DIRECTIONS FOR THIS TASK: Set the data down again, exactly as it reads, but without the pictures.

(Collected data entries)

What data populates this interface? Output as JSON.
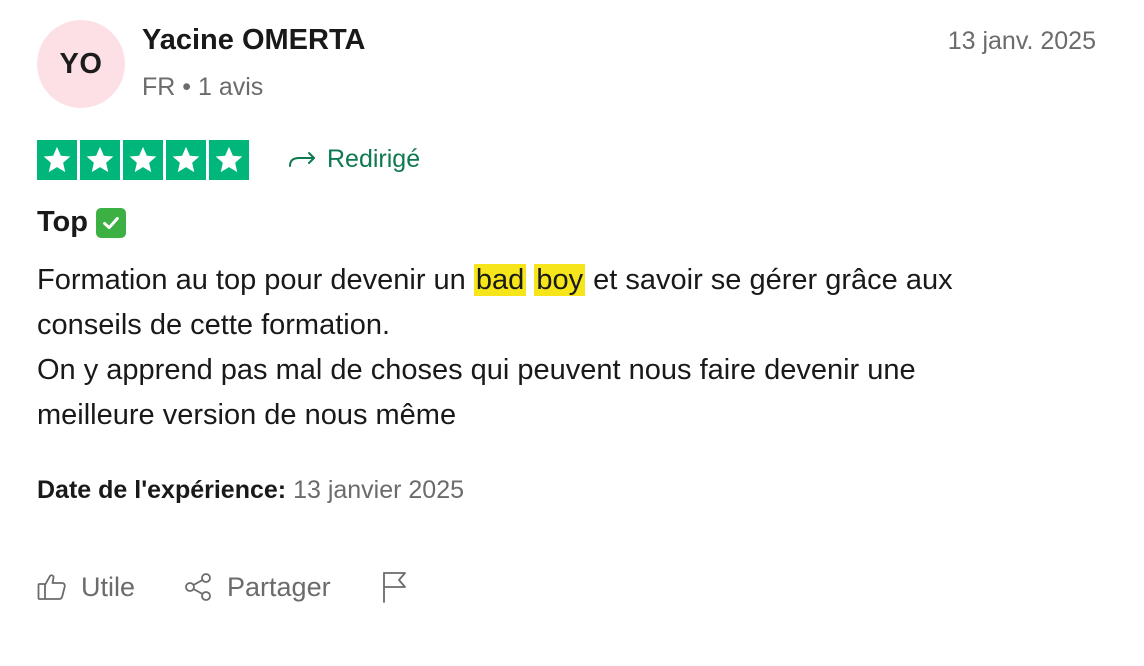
{
  "colors": {
    "star_green": "#00b67a",
    "avatar_bg": "#fde0e6",
    "redirect_green": "#0e7a4f",
    "highlight_yellow": "#f7e51b",
    "check_green": "#3cb043",
    "muted_gray": "#6b6b6b"
  },
  "author": {
    "initials": "YO",
    "name": "Yacine OMERTA",
    "meta": "FR • 1 avis"
  },
  "review": {
    "date": "13 janv. 2025",
    "rating": 5,
    "redirect_label": "Redirigé",
    "title": "Top",
    "title_emoji_icon": "check-mark-button-icon",
    "body": {
      "line1_before": "Formation au top pour devenir un ",
      "highlight1": "bad",
      "highlight2": "boy",
      "line1_after": " et savoir se gérer grâce aux",
      "line2": "conseils de cette formation.",
      "line3": "On y apprend pas mal de choses qui peuvent nous faire devenir une",
      "line4": "meilleure version de nous même"
    },
    "experience_label": "Date de l'expérience:",
    "experience_value": "13 janvier 2025"
  },
  "actions": {
    "useful_label": "Utile",
    "useful_icon": "thumbs-up-icon",
    "share_label": "Partager",
    "share_icon": "share-icon",
    "report_icon": "flag-icon"
  }
}
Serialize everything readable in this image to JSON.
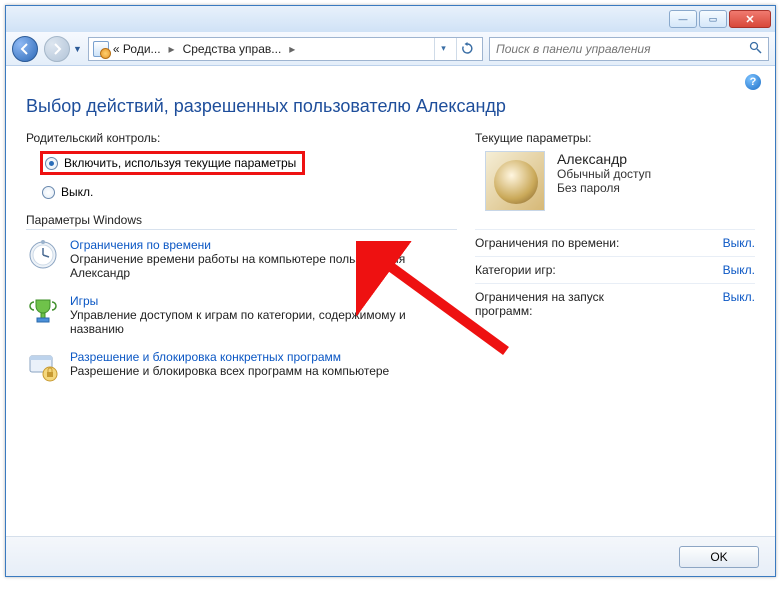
{
  "breadcrumb": {
    "root": "« Роди...",
    "page": "Средства управ..."
  },
  "search": {
    "placeholder": "Поиск в панели управления"
  },
  "page_title": "Выбор действий, разрешенных пользователю Александр",
  "pc": {
    "section_label": "Родительский контроль:",
    "on_label": "Включить, используя текущие параметры",
    "off_label": "Выкл."
  },
  "current_settings_label": "Текущие параметры:",
  "params_windows_label": "Параметры Windows",
  "items": {
    "time": {
      "title": "Ограничения по времени",
      "desc": "Ограничение времени работы на компьютере пользователя Александр"
    },
    "games": {
      "title": "Игры",
      "desc": "Управление доступом к играм по категории, содержимому и названию"
    },
    "programs": {
      "title": "Разрешение и блокировка конкретных программ",
      "desc": "Разрешение и блокировка всех программ на компьютере"
    }
  },
  "user": {
    "name": "Александр",
    "type": "Обычный доступ",
    "password": "Без пароля"
  },
  "status": {
    "time_label": "Ограничения по времени:",
    "games_label": "Категории игр:",
    "programs_label": "Ограничения на запуск программ:",
    "time_value": "Выкл.",
    "games_value": "Выкл.",
    "programs_value": "Выкл."
  },
  "ok_label": "OK"
}
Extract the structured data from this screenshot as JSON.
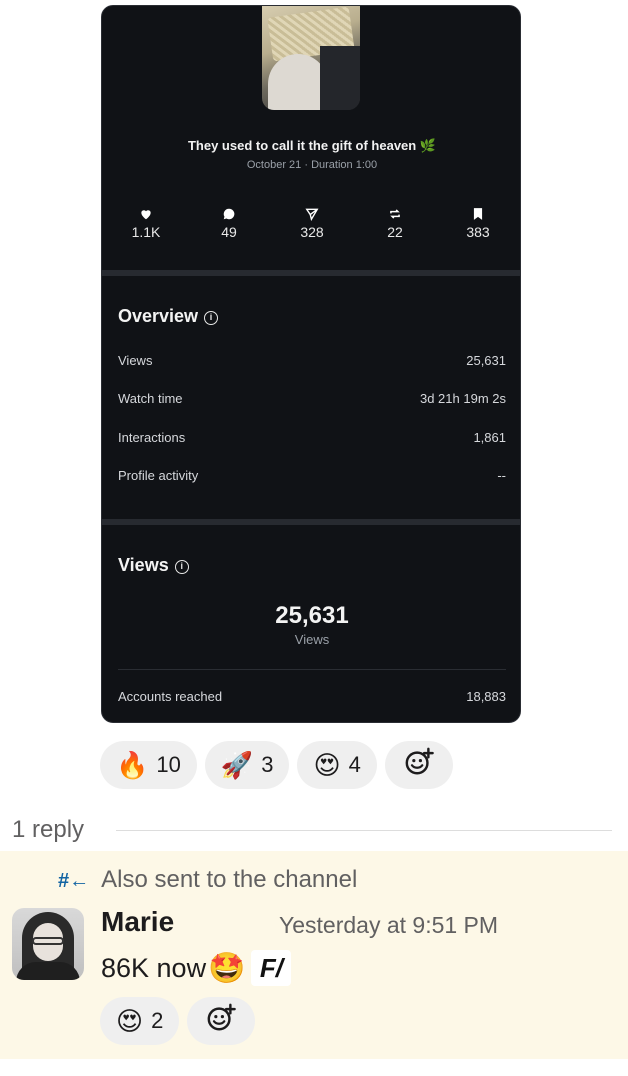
{
  "post": {
    "title": "They used to call it the gift of heaven 🌿",
    "meta": "October 21 · Duration 1:00",
    "stats": [
      {
        "icon": "heart-icon",
        "value": "1.1K"
      },
      {
        "icon": "comment-icon",
        "value": "49"
      },
      {
        "icon": "send-icon",
        "value": "328"
      },
      {
        "icon": "repost-icon",
        "value": "22"
      },
      {
        "icon": "bookmark-icon",
        "value": "383"
      }
    ]
  },
  "overview": {
    "title": "Overview",
    "rows": [
      {
        "label": "Views",
        "value": "25,631"
      },
      {
        "label": "Watch time",
        "value": "3d 21h 19m 2s"
      },
      {
        "label": "Interactions",
        "value": "1,861"
      },
      {
        "label": "Profile activity",
        "value": "--"
      }
    ]
  },
  "views": {
    "title": "Views",
    "big_number": "25,631",
    "big_label": "Views",
    "accounts_label": "Accounts reached",
    "accounts_value": "18,883"
  },
  "reactions": [
    {
      "emoji": "🔥",
      "count": "10"
    },
    {
      "emoji": "🚀",
      "count": "3"
    },
    {
      "emoji": "😍",
      "count": "4"
    }
  ],
  "thread": {
    "reply_count": "1 reply",
    "also_sent_icon": "#←",
    "also_sent": "Also sent to the channel",
    "author": "Marie",
    "timestamp": "Yesterday at 9:51 PM",
    "message_text": "86K now",
    "message_emoji": "🤩",
    "custom_emoji_text": "F/",
    "reactions": [
      {
        "emoji": "😍",
        "count": "2"
      }
    ]
  }
}
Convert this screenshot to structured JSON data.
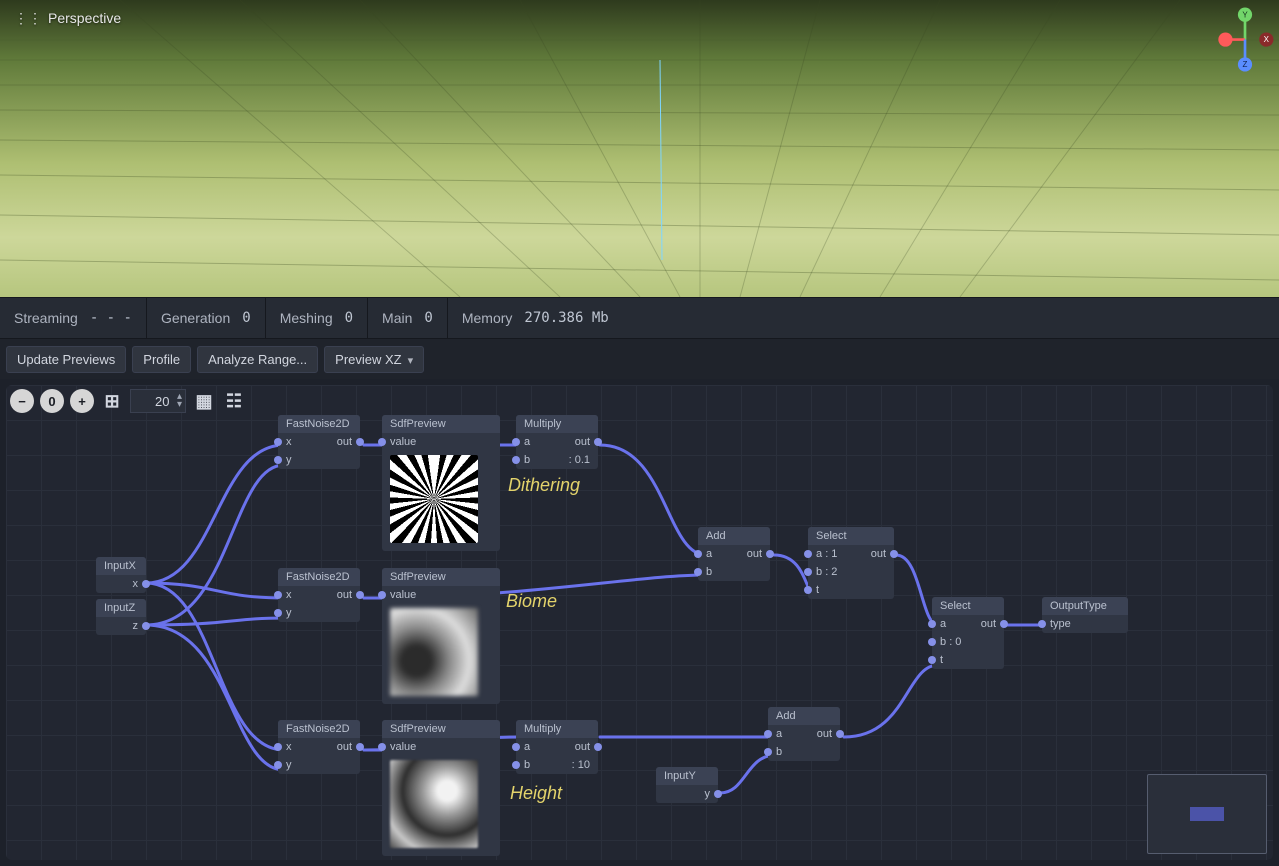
{
  "viewport": {
    "mode": "Perspective",
    "axis_labels": {
      "x": "X",
      "y": "Y",
      "z": "Z"
    }
  },
  "status": {
    "streaming": {
      "label": "Streaming",
      "value": "- - -"
    },
    "generation": {
      "label": "Generation",
      "value": "0"
    },
    "meshing": {
      "label": "Meshing",
      "value": "0"
    },
    "main": {
      "label": "Main",
      "value": "0"
    },
    "memory": {
      "label": "Memory",
      "value": "270.386 Mb"
    }
  },
  "toolbar": {
    "update_previews": "Update Previews",
    "profile": "Profile",
    "analyze_range": "Analyze Range...",
    "preview_plane": "Preview XZ"
  },
  "zoom": {
    "value": "20"
  },
  "annotations": {
    "dithering": "Dithering",
    "biome": "Biome",
    "height": "Height"
  },
  "nodes": {
    "input_x": {
      "title": "InputX",
      "outputs": [
        "x"
      ]
    },
    "input_z": {
      "title": "InputZ",
      "outputs": [
        "z"
      ]
    },
    "input_y": {
      "title": "InputY",
      "outputs": [
        "y"
      ]
    },
    "noise1": {
      "title": "FastNoise2D",
      "inputs": [
        "x",
        "y"
      ],
      "outputs": [
        "out"
      ]
    },
    "noise2": {
      "title": "FastNoise2D",
      "inputs": [
        "x",
        "y"
      ],
      "outputs": [
        "out"
      ]
    },
    "noise3": {
      "title": "FastNoise2D",
      "inputs": [
        "x",
        "y"
      ],
      "outputs": [
        "out"
      ]
    },
    "preview1": {
      "title": "SdfPreview",
      "inputs": [
        "value"
      ]
    },
    "preview2": {
      "title": "SdfPreview",
      "inputs": [
        "value"
      ]
    },
    "preview3": {
      "title": "SdfPreview",
      "inputs": [
        "value"
      ]
    },
    "multiply1": {
      "title": "Multiply",
      "rows": [
        {
          "l": "a",
          "r": "out"
        },
        {
          "l": "b",
          "r": ": 0.1"
        }
      ]
    },
    "multiply2": {
      "title": "Multiply",
      "rows": [
        {
          "l": "a",
          "r": "out"
        },
        {
          "l": "b",
          "r": ": 10"
        }
      ]
    },
    "add1": {
      "title": "Add",
      "rows": [
        {
          "l": "a",
          "r": "out"
        },
        {
          "l": "b",
          "r": ""
        }
      ]
    },
    "add2": {
      "title": "Add",
      "rows": [
        {
          "l": "a",
          "r": "out"
        },
        {
          "l": "b",
          "r": ""
        }
      ]
    },
    "select1": {
      "title": "Select",
      "rows": [
        {
          "l": "a",
          "la": ": 1",
          "r": "out"
        },
        {
          "l": "b",
          "la": ": 2",
          "r": ""
        },
        {
          "l": "t",
          "la": "",
          "r": ""
        }
      ]
    },
    "select2": {
      "title": "Select",
      "rows": [
        {
          "l": "a",
          "la": "",
          "r": "out"
        },
        {
          "l": "b",
          "la": ": 0",
          "r": ""
        },
        {
          "l": "t",
          "la": "",
          "r": ""
        }
      ]
    },
    "output": {
      "title": "OutputType",
      "inputs": [
        "type"
      ]
    }
  }
}
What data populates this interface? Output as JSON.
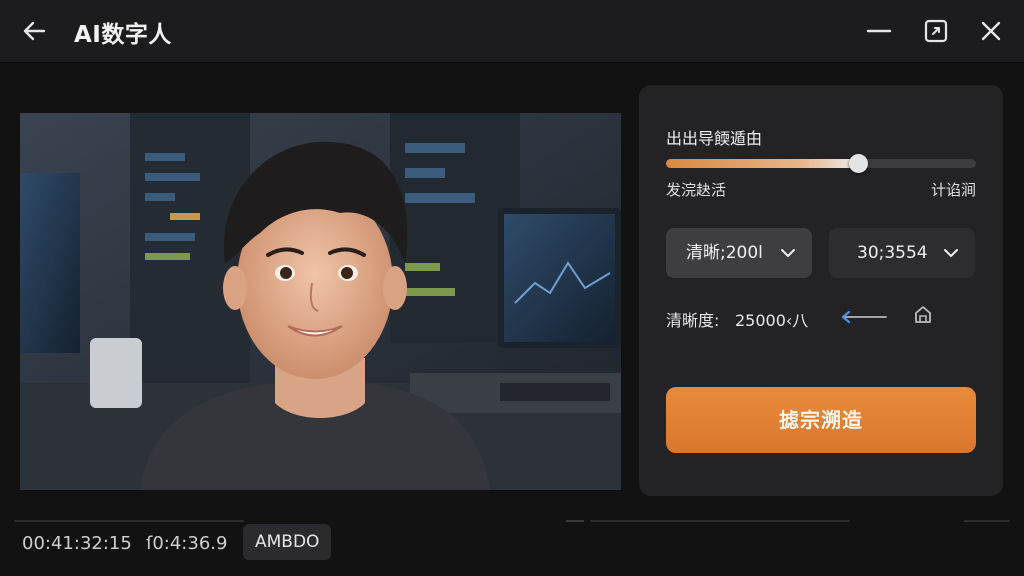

TASK SOLUTION:
What data populates this interface? Output as JSON.
{
  "colors": {
    "star_green": "#00b67a",
    "avatar_bg": "#fde0e6",
    "redirect_green": "#0e7a4f",
    "highlight_yellow": "#f7e51b",
    "check_green": "#3cb043",
    "muted_gray": "#6b6b6b"
  },
  "author": {
    "initials": "YO",
    "name": "Yacine OMERTA",
    "meta": "FR • 1 avis"
  },
  "review": {
    "date": "13 janv. 2025",
    "rating": 5,
    "redirect_label": "Redirigé",
    "title": "Top",
    "title_emoji_icon": "check-mark-button-icon",
    "body": {
      "line1_before": "Formation au top pour devenir un ",
      "highlight1": "bad",
      "highlight2": "boy",
      "line1_after": " et savoir se gérer grâce aux",
      "line2": "conseils de cette formation.",
      "line3": "On y apprend pas mal de choses qui peuvent nous faire devenir une",
      "line4": "meilleure version de nous même"
    },
    "experience_label": "Date de l'expérience:",
    "experience_value": "13 janvier 2025"
  },
  "actions": {
    "useful_label": "Utile",
    "useful_icon": "thumbs-up-icon",
    "share_label": "Partager",
    "share_icon": "share-icon",
    "report_icon": "flag-icon"
  }
}
Serialize everything readable in this image to JSON.
{
  "breadcrumb": {
    "root": "« Роди...",
    "page": "Средства управ..."
  },
  "search": {
    "placeholder": "Поиск в панели управления"
  },
  "page_title": "Выбор действий, разрешенных пользователю Александр",
  "pc": {
    "section_label": "Родительский контроль:",
    "on_label": "Включить, используя текущие параметры",
    "off_label": "Выкл."
  },
  "current_settings_label": "Текущие параметры:",
  "params_windows_label": "Параметры Windows",
  "items": {
    "time": {
      "title": "Ограничения по времени",
      "desc": "Ограничение времени работы на компьютере пользователя Александр"
    },
    "games": {
      "title": "Игры",
      "desc": "Управление доступом к играм по категории, содержимому и названию"
    },
    "programs": {
      "title": "Разрешение и блокировка конкретных программ",
      "desc": "Разрешение и блокировка всех программ на компьютере"
    }
  },
  "user": {
    "name": "Александр",
    "type": "Обычный доступ",
    "password": "Без пароля"
  },
  "status": {
    "time_label": "Ограничения по времени:",
    "games_label": "Категории игр:",
    "programs_label": "Ограничения на запуск программ:",
    "time_value": "Выкл.",
    "games_value": "Выкл.",
    "programs_value": "Выкл."
  },
  "ok_label": "OK"
}
Extract the structured data from this screenshot as JSON.
{
  "post": {
    "title": "They used to call it the gift of heaven 🌿",
    "meta": "October 21 · Duration 1:00",
    "stats": [
      {
        "icon": "heart-icon",
        "value": "1.1K"
      },
      {
        "icon": "comment-icon",
        "value": "49"
      },
      {
        "icon": "send-icon",
        "value": "328"
      },
      {
        "icon": "repost-icon",
        "value": "22"
      },
      {
        "icon": "bookmark-icon",
        "value": "383"
      }
    ]
  },
  "overview": {
    "title": "Overview",
    "rows": [
      {
        "label": "Views",
        "value": "25,631"
      },
      {
        "label": "Watch time",
        "value": "3d 21h 19m 2s"
      },
      {
        "label": "Interactions",
        "value": "1,861"
      },
      {
        "label": "Profile activity",
        "value": "--"
      }
    ]
  },
  "views": {
    "title": "Views",
    "big_number": "25,631",
    "big_label": "Views",
    "accounts_label": "Accounts reached",
    "accounts_value": "18,883"
  },
  "reactions": [
    {
      "emoji": "🔥",
      "count": "10"
    },
    {
      "emoji": "🚀",
      "count": "3"
    },
    {
      "emoji": "😍",
      "count": "4"
    }
  ],
  "thread": {
    "reply_count": "1 reply",
    "also_sent_icon": "#←",
    "also_sent": "Also sent to the channel",
    "author": "Marie",
    "timestamp": "Yesterday at 9:51 PM",
    "message_text": "86K now",
    "message_emoji": "🤩",
    "custom_emoji_text": "F/",
    "reactions": [
      {
        "emoji": "😍",
        "count": "2"
      }
    ]
  }
}
Convert this screenshot to structured JSON data.
{
  "viewport": {
    "mode": "Perspective",
    "axis_labels": {
      "x": "X",
      "y": "Y",
      "z": "Z"
    }
  },
  "status": {
    "streaming": {
      "label": "Streaming",
      "value": "- - -"
    },
    "generation": {
      "label": "Generation",
      "value": "0"
    },
    "meshing": {
      "label": "Meshing",
      "value": "0"
    },
    "main": {
      "label": "Main",
      "value": "0"
    },
    "memory": {
      "label": "Memory",
      "value": "270.386 Mb"
    }
  },
  "toolbar": {
    "update_previews": "Update Previews",
    "profile": "Profile",
    "analyze_range": "Analyze Range...",
    "preview_plane": "Preview XZ"
  },
  "zoom": {
    "value": "20"
  },
  "annotations": {
    "dithering": "Dithering",
    "biome": "Biome",
    "height": "Height"
  },
  "nodes": {
    "input_x": {
      "title": "InputX",
      "outputs": [
        "x"
      ]
    },
    "input_z": {
      "title": "InputZ",
      "outputs": [
        "z"
      ]
    },
    "input_y": {
      "title": "InputY",
      "outputs": [
        "y"
      ]
    },
    "noise1": {
      "title": "FastNoise2D",
      "inputs": [
        "x",
        "y"
      ],
      "outputs": [
        "out"
      ]
    },
    "noise2": {
      "title": "FastNoise2D",
      "inputs": [
        "x",
        "y"
      ],
      "outputs": [
        "out"
      ]
    },
    "noise3": {
      "title": "FastNoise2D",
      "inputs": [
        "x",
        "y"
      ],
      "outputs": [
        "out"
      ]
    },
    "preview1": {
      "title": "SdfPreview",
      "inputs": [
        "value"
      ]
    },
    "preview2": {
      "title": "SdfPreview",
      "inputs": [
        "value"
      ]
    },
    "preview3": {
      "title": "SdfPreview",
      "inputs": [
        "value"
      ]
    },
    "multiply1": {
      "title": "Multiply",
      "rows": [
        {
          "l": "a",
          "r": "out"
        },
        {
          "l": "b",
          "r": ": 0.1"
        }
      ]
    },
    "multiply2": {
      "title": "Multiply",
      "rows": [
        {
          "l": "a",
          "r": "out"
        },
        {
          "l": "b",
          "r": ": 10"
        }
      ]
    },
    "add1": {
      "title": "Add",
      "rows": [
        {
          "l": "a",
          "r": "out"
        },
        {
          "l": "b",
          "r": ""
        }
      ]
    },
    "add2": {
      "title": "Add",
      "rows": [
        {
          "l": "a",
          "r": "out"
        },
        {
          "l": "b",
          "r": ""
        }
      ]
    },
    "select1": {
      "title": "Select",
      "rows": [
        {
          "l": "a",
          "la": ": 1",
          "r": "out"
        },
        {
          "l": "b",
          "la": ": 2",
          "r": ""
        },
        {
          "l": "t",
          "la": "",
          "r": ""
        }
      ]
    },
    "select2": {
      "title": "Select",
      "rows": [
        {
          "l": "a",
          "la": "",
          "r": "out"
        },
        {
          "l": "b",
          "la": ": 0",
          "r": ""
        },
        {
          "l": "t",
          "la": "",
          "r": ""
        }
      ]
    },
    "output": {
      "title": "OutputType",
      "inputs": [
        "type"
      ]
    }
  }
}
What data populates this interface? Output as JSON.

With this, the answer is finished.